What is needed - Check every line below for the word "object" and show those that hold it.

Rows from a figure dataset
↓
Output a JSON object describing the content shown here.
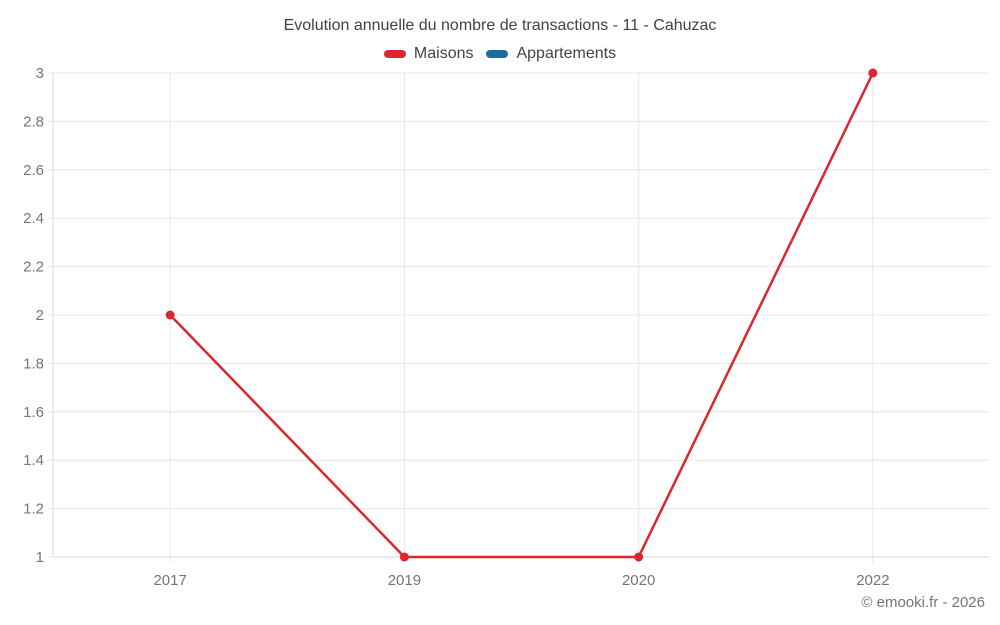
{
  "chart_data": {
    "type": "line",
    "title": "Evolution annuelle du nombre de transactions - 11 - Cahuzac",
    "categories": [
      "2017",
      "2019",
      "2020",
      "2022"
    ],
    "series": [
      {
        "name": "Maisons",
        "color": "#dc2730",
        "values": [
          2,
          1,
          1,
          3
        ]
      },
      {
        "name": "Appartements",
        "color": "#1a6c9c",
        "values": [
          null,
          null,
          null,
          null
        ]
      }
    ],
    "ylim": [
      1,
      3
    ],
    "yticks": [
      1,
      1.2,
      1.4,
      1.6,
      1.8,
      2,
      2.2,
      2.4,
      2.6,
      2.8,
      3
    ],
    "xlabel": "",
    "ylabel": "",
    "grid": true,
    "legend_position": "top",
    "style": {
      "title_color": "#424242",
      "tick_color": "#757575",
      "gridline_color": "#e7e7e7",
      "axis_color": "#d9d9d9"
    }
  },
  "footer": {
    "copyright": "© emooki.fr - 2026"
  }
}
↑
↓
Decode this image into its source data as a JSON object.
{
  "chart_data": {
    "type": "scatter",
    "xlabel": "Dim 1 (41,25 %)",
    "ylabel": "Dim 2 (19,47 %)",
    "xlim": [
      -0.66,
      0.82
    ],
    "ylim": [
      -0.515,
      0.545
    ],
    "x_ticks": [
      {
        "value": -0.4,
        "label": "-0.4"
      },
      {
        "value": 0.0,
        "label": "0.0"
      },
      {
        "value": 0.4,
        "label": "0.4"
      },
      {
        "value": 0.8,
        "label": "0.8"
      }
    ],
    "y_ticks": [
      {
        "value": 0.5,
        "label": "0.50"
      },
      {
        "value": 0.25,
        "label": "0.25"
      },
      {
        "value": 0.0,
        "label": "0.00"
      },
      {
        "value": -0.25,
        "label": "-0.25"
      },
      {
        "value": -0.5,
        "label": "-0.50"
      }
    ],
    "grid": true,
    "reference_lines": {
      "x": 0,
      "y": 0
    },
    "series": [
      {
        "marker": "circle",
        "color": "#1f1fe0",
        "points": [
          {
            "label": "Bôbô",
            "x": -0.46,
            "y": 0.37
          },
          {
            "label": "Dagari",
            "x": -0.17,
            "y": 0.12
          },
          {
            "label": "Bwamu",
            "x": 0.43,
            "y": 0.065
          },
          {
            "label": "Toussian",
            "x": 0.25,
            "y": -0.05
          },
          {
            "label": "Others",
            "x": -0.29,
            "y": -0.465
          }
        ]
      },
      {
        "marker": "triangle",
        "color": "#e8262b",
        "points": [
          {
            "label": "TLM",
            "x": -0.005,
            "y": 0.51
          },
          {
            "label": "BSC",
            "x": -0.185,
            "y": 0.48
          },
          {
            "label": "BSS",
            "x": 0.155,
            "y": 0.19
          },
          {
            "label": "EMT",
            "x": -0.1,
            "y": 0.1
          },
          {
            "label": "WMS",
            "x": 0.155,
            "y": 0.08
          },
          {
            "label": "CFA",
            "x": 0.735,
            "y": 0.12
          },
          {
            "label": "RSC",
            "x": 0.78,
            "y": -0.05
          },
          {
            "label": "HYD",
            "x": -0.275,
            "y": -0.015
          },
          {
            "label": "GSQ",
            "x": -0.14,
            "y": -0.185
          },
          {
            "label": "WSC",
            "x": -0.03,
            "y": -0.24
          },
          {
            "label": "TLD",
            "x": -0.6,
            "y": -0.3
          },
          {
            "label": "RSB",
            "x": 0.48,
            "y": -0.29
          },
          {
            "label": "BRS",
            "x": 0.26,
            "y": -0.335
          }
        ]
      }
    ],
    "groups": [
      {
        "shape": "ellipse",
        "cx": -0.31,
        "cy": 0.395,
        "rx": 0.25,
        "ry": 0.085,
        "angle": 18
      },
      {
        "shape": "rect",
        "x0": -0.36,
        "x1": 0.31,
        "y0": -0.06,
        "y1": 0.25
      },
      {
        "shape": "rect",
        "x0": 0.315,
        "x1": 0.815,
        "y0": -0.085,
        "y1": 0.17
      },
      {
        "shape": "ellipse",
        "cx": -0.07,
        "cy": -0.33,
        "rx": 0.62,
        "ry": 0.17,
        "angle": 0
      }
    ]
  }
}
↑
The response -
Output a JSON object describing the content shown here.
Decode this image into its source data as a JSON object.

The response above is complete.